Data listing:
+---+

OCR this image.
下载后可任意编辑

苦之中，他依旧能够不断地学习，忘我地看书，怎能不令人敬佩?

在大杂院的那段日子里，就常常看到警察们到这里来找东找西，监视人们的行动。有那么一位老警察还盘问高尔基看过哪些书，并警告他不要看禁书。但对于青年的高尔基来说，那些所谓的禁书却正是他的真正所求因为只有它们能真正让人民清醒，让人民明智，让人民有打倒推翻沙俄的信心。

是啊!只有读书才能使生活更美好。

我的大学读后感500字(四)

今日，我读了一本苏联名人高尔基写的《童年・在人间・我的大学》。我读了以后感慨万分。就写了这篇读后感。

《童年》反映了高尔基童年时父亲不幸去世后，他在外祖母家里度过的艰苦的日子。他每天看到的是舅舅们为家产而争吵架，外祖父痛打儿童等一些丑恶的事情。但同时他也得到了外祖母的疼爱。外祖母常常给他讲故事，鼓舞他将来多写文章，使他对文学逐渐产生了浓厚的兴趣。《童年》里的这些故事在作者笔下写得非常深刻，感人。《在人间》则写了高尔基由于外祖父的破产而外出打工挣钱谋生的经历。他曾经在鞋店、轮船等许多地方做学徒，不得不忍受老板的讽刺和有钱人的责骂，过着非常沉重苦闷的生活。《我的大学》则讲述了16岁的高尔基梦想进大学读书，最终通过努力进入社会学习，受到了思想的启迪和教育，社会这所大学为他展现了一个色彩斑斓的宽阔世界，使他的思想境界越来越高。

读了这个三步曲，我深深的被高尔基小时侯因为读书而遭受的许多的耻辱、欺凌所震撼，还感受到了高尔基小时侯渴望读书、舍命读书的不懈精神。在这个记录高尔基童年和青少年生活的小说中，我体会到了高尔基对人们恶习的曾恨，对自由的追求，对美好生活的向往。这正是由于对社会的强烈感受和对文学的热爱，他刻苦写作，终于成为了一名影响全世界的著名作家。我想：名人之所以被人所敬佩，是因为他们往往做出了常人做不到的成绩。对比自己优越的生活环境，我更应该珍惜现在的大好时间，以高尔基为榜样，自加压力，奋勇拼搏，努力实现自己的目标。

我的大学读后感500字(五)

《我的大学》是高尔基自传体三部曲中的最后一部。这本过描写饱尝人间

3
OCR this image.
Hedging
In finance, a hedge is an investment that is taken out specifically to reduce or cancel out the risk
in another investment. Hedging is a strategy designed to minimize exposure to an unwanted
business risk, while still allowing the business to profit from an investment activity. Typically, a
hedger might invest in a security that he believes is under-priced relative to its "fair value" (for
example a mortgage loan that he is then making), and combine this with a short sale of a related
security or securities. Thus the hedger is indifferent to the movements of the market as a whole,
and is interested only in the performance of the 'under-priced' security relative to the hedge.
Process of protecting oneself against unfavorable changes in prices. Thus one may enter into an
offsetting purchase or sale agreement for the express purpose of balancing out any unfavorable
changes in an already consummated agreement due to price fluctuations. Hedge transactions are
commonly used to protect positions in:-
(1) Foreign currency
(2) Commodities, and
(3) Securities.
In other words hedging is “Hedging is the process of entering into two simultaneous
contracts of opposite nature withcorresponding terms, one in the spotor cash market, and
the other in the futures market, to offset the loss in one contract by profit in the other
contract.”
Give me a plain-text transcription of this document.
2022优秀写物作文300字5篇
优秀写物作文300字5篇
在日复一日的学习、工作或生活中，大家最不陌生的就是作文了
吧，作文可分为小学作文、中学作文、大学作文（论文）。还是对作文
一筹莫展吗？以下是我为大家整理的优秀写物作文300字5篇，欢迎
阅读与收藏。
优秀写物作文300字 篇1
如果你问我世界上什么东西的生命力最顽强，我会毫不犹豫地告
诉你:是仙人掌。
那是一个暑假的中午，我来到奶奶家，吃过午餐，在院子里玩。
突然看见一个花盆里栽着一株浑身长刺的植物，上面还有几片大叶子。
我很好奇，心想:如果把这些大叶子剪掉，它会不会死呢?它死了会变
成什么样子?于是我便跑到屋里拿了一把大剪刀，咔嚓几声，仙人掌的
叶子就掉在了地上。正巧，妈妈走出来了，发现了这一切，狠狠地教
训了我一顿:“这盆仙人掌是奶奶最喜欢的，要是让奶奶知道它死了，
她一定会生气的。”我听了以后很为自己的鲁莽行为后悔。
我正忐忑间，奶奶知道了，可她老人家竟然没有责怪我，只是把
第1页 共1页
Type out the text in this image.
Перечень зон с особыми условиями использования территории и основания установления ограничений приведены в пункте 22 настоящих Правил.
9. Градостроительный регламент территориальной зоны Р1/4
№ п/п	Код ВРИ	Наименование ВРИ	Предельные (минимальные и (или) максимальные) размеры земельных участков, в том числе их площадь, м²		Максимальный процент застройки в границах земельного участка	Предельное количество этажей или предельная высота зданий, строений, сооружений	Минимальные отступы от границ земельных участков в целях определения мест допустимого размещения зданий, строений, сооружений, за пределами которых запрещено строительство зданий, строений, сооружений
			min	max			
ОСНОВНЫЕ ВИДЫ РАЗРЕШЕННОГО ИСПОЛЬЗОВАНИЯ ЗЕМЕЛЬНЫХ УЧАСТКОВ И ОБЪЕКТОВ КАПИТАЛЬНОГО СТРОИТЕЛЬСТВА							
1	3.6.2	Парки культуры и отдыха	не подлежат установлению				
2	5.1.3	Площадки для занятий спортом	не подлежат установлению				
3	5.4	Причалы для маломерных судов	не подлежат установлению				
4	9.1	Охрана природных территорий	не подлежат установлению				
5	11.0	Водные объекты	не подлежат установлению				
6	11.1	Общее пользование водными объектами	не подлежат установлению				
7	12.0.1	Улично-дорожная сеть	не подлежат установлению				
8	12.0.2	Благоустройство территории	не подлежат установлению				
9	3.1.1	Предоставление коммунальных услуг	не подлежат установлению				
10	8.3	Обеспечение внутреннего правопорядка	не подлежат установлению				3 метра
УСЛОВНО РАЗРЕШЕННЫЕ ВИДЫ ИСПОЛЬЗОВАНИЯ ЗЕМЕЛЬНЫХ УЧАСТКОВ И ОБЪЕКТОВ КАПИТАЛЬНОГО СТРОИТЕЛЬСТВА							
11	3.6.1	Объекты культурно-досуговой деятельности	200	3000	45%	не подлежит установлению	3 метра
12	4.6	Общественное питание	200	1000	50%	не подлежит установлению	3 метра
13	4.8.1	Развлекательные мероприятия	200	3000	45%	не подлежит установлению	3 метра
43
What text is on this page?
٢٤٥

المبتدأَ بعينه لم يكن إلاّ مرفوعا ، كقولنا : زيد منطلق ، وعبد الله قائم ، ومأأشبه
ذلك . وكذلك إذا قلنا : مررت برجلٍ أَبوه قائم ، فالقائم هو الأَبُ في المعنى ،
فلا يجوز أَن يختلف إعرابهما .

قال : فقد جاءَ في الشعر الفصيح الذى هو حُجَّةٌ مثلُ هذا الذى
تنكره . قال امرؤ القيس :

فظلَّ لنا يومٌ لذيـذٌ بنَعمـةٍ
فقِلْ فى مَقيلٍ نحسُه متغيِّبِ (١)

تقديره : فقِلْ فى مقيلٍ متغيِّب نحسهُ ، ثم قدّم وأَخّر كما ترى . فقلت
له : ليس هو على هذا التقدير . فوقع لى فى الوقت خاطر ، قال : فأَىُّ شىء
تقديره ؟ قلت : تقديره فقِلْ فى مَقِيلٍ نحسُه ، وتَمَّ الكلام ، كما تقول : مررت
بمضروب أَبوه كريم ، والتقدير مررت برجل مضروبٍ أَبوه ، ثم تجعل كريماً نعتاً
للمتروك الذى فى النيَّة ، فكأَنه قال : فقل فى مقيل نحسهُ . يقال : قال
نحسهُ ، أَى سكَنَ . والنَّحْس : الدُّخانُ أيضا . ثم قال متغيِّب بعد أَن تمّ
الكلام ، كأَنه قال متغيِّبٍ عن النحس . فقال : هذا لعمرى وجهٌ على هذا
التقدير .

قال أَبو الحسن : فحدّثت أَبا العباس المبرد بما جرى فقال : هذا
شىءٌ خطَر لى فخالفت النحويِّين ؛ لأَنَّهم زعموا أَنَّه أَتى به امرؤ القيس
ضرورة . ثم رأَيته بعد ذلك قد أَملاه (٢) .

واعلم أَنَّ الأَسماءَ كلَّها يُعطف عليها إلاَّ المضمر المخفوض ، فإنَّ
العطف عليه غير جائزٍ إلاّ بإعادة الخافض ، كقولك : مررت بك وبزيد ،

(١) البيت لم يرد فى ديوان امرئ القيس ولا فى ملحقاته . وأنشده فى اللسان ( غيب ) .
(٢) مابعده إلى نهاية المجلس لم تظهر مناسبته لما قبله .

+---+

Search the lines above for the string "Hedging" and copy each line that has it.

Hedging
in another investment. Hedging is a strategy designed to minimize exposure to an unwanted
In other words hedging is “Hedging is the process of entering into two simultaneous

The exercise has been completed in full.